● What the exercise asks
Each entry must be reproduced precisely as it stands.

Dataset items:
┄┄┄┄┄┄┄┄┄┄
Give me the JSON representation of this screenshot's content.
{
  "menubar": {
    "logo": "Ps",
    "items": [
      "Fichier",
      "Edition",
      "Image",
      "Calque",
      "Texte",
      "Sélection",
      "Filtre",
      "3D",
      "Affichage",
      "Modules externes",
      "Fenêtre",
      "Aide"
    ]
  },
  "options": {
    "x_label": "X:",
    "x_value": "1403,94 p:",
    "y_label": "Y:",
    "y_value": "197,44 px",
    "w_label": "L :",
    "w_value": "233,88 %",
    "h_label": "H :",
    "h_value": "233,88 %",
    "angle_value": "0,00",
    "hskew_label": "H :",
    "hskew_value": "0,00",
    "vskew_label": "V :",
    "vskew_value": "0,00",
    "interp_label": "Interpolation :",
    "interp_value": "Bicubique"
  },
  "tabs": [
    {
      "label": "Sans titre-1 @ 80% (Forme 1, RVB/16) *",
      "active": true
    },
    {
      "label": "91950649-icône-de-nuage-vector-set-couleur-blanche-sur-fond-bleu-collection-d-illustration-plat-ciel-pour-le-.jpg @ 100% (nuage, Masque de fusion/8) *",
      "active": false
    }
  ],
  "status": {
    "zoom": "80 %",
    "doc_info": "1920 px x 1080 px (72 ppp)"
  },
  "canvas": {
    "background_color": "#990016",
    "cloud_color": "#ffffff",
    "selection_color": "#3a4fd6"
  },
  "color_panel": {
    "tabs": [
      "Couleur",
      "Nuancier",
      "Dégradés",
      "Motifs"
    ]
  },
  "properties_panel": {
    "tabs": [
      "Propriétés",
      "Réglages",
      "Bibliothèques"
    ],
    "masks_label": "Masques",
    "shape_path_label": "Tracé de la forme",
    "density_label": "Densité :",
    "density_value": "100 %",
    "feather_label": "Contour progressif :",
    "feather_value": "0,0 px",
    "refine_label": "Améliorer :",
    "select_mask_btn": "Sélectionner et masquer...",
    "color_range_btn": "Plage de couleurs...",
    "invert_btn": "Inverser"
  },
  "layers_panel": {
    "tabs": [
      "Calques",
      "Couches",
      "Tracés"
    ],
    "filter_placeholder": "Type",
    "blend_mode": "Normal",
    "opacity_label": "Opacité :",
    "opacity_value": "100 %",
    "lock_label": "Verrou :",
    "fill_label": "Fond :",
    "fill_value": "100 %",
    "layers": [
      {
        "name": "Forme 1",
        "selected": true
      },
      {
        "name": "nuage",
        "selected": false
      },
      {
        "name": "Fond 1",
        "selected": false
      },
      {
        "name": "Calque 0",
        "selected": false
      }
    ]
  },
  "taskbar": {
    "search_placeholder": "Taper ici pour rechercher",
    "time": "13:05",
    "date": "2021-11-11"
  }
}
┄┄┄┄┄┄┄┄┄┄
● Written response
Give me the JSON representation of this screenshot's content.
{
  "menubar": {
    "logo": "Ps",
    "items": [
      "Fichier",
      "Edition",
      "Image",
      "Calque",
      "Texte",
      "Sélection",
      "Filtre",
      "3D",
      "Affichage",
      "Modules externes",
      "Fenêtre",
      "Aide"
    ]
  },
  "options": {
    "x_label": "X:",
    "x_value": "1403,94 p:",
    "y_label": "Y:",
    "y_value": "197,44 px",
    "w_label": "L :",
    "w_value": "233,88 %",
    "h_label": "H :",
    "h_value": "233,88 %",
    "angle_value": "0,00",
    "hskew_label": "H :",
    "hskew_value": "0,00",
    "vskew_label": "V :",
    "vskew_value": "0,00",
    "interp_label": "Interpolation :",
    "interp_value": "Bicubique"
  },
  "tabs": [
    {
      "label": "Sans titre-1 @ 80% (Forme 1, RVB/16) *",
      "active": true
    },
    {
      "label": "91950649-icône-de-nuage-vector-set-couleur-blanche-sur-fond-bleu-collection-d-illustration-plat-ciel-pour-le-.jpg @ 100% (nuage, Masque de fusion/8) *",
      "active": false
    }
  ],
  "status": {
    "zoom": "80 %",
    "doc_info": "1920 px x 1080 px (72 ppp)"
  },
  "canvas": {
    "background_color": "#990016",
    "cloud_color": "#ffffff",
    "selection_color": "#3a4fd6"
  },
  "color_panel": {
    "tabs": [
      "Couleur",
      "Nuancier",
      "Dégradés",
      "Motifs"
    ]
  },
  "properties_panel": {
    "tabs": [
      "Propriétés",
      "Réglages",
      "Bibliothèques"
    ],
    "masks_label": "Masques",
    "shape_path_label": "Tracé de la forme",
    "density_label": "Densité :",
    "density_value": "100 %",
    "feather_label": "Contour progressif :",
    "feather_value": "0,0 px",
    "refine_label": "Améliorer :",
    "select_mask_btn": "Sélectionner et masquer...",
    "color_range_btn": "Plage de couleurs...",
    "invert_btn": "Inverser"
  },
  "layers_panel": {
    "tabs": [
      "Calques",
      "Couches",
      "Tracés"
    ],
    "filter_placeholder": "Type",
    "blend_mode": "Normal",
    "opacity_label": "Opacité :",
    "opacity_value": "100 %",
    "lock_label": "Verrou :",
    "fill_label": "Fond :",
    "fill_value": "100 %",
    "layers": [
      {
        "name": "Forme 1",
        "selected": true
      },
      {
        "name": "nuage",
        "selected": false
      },
      {
        "name": "Fond 1",
        "selected": false
      },
      {
        "name": "Calque 0",
        "selected": false
      }
    ]
  },
  "taskbar": {
    "search_placeholder": "Taper ici pour rechercher",
    "time": "13:05",
    "date": "2021-11-11"
  }
}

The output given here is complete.